** start of EXERCISE INPUT **

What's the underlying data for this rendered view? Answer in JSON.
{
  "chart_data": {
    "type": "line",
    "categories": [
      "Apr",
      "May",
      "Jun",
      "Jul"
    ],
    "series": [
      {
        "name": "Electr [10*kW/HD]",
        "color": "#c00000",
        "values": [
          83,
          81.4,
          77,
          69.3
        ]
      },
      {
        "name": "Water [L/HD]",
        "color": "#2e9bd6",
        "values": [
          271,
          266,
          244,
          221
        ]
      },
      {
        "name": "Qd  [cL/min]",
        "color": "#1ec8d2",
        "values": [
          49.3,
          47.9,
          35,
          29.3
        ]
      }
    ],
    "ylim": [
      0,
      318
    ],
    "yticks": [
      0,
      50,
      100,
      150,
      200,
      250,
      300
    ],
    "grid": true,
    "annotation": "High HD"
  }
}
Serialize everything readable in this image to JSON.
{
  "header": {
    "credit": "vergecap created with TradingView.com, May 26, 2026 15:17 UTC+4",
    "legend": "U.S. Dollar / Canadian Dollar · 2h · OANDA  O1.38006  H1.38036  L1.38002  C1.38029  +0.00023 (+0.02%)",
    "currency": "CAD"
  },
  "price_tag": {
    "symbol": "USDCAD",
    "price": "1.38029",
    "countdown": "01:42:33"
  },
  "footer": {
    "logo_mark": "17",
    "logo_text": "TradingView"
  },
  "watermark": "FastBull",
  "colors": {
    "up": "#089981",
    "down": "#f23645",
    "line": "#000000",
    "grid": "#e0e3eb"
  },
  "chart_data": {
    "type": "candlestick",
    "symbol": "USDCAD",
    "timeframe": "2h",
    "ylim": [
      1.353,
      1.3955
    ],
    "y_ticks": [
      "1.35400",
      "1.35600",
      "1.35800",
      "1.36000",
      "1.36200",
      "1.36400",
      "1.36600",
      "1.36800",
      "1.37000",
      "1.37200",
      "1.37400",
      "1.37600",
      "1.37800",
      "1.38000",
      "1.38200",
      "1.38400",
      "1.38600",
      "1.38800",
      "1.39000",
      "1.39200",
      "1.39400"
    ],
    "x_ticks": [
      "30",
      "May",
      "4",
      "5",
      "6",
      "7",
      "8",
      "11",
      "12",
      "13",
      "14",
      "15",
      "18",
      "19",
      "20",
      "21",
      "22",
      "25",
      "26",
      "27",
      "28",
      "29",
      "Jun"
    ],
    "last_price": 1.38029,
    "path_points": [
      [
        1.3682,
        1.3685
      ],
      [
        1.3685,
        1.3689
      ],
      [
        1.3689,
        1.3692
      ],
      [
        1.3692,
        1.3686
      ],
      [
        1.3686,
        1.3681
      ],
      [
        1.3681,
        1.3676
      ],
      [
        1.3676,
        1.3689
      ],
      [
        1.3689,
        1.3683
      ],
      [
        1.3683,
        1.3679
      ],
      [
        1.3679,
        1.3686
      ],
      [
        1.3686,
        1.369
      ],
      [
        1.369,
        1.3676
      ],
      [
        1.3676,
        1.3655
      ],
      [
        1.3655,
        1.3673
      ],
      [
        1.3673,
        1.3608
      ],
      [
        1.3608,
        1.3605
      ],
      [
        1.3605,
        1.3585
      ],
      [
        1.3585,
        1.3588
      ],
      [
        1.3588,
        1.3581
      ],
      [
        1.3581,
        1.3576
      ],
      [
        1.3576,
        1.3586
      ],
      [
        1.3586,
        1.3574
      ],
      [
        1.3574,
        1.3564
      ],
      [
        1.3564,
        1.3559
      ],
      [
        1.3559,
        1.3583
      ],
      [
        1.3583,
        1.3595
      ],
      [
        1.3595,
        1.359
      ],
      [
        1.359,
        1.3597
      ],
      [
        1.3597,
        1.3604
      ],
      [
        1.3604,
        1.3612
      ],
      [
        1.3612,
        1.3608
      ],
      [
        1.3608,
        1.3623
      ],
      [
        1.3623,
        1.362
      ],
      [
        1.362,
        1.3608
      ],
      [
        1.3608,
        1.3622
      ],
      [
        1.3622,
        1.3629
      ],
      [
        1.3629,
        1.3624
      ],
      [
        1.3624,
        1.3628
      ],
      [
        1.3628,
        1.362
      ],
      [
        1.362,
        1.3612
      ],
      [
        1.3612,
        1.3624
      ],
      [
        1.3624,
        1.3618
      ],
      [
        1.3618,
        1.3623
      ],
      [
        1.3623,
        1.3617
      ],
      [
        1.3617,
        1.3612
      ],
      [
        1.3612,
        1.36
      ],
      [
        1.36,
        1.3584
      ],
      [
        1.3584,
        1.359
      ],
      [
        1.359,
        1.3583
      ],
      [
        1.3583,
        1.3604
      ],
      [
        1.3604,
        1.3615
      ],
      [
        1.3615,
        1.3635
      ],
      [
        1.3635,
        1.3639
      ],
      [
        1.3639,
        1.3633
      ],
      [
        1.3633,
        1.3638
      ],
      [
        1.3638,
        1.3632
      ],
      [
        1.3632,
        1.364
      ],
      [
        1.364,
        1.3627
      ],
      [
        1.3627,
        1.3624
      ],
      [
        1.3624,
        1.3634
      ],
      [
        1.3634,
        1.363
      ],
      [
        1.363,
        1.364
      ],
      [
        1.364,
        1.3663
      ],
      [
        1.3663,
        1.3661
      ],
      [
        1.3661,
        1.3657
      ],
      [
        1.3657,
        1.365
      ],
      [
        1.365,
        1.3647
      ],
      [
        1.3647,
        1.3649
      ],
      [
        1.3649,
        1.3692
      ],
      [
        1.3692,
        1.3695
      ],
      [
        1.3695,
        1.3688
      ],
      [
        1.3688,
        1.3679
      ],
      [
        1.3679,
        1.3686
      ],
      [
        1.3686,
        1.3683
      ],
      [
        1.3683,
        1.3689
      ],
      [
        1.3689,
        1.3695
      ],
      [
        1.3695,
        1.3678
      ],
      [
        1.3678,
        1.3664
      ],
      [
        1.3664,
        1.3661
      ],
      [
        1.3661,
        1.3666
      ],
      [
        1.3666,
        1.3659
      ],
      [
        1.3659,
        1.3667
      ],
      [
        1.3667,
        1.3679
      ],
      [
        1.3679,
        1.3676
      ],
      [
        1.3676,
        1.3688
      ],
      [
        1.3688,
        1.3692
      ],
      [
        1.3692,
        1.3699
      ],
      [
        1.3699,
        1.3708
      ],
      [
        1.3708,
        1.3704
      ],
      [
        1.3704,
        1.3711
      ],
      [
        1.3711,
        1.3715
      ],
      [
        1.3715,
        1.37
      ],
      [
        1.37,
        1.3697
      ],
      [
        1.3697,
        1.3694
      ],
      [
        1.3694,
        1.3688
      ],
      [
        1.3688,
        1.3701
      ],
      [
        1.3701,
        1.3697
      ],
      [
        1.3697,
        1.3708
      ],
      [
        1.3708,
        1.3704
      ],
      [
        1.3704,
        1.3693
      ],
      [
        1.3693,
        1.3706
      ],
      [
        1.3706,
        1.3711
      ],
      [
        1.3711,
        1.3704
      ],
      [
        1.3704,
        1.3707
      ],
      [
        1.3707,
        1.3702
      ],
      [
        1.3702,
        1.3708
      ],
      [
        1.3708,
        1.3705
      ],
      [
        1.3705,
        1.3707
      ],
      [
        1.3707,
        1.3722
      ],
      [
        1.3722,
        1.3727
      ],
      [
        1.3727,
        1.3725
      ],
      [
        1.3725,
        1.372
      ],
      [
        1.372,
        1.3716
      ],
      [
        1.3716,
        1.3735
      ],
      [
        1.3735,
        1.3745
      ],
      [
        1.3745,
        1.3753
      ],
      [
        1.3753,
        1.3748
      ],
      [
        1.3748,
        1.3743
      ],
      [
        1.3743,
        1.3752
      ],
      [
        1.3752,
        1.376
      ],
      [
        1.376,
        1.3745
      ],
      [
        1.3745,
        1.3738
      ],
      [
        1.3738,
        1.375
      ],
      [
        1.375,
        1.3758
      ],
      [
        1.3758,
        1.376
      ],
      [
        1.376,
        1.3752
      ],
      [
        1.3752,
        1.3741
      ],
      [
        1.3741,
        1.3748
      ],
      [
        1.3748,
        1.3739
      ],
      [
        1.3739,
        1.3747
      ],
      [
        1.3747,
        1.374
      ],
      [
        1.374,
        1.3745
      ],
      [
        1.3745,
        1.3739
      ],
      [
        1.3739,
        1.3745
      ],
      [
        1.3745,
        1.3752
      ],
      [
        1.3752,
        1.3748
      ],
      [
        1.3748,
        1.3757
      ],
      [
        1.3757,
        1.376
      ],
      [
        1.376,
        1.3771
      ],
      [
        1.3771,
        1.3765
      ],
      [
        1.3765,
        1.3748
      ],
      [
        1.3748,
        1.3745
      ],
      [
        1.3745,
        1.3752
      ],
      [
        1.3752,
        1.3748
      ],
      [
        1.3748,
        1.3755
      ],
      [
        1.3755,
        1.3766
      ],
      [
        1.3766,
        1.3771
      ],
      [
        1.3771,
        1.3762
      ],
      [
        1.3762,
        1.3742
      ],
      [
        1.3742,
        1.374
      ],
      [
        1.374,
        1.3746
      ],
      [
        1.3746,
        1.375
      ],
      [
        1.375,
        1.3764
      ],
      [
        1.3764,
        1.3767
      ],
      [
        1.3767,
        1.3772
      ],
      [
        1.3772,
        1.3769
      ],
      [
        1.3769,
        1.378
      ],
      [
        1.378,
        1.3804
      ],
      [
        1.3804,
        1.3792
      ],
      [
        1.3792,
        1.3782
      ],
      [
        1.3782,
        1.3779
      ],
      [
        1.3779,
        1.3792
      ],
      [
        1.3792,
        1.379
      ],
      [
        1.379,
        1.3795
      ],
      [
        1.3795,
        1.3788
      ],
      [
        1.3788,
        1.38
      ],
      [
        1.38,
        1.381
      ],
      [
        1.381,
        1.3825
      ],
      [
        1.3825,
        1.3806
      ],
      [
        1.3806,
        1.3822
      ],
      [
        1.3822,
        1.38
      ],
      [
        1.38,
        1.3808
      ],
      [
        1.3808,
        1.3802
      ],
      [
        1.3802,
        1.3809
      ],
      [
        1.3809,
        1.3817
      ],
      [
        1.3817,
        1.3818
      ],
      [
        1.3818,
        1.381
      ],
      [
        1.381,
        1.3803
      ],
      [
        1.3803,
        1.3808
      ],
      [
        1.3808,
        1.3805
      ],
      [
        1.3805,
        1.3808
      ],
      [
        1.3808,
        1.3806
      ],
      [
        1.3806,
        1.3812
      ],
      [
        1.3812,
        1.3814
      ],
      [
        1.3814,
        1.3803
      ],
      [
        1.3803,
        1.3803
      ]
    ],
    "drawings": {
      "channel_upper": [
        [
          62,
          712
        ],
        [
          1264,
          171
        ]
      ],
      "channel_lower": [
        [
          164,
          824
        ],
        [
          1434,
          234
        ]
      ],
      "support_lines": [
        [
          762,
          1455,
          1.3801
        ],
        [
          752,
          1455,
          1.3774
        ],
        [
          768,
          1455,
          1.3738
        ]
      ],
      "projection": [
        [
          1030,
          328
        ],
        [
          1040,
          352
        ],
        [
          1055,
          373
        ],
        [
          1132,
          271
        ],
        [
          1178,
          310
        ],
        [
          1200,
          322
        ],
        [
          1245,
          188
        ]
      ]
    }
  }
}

** end of EXERCISE INPUT **

Say how many lines of the data hold the string "TradingView". Reply with the number alone.

2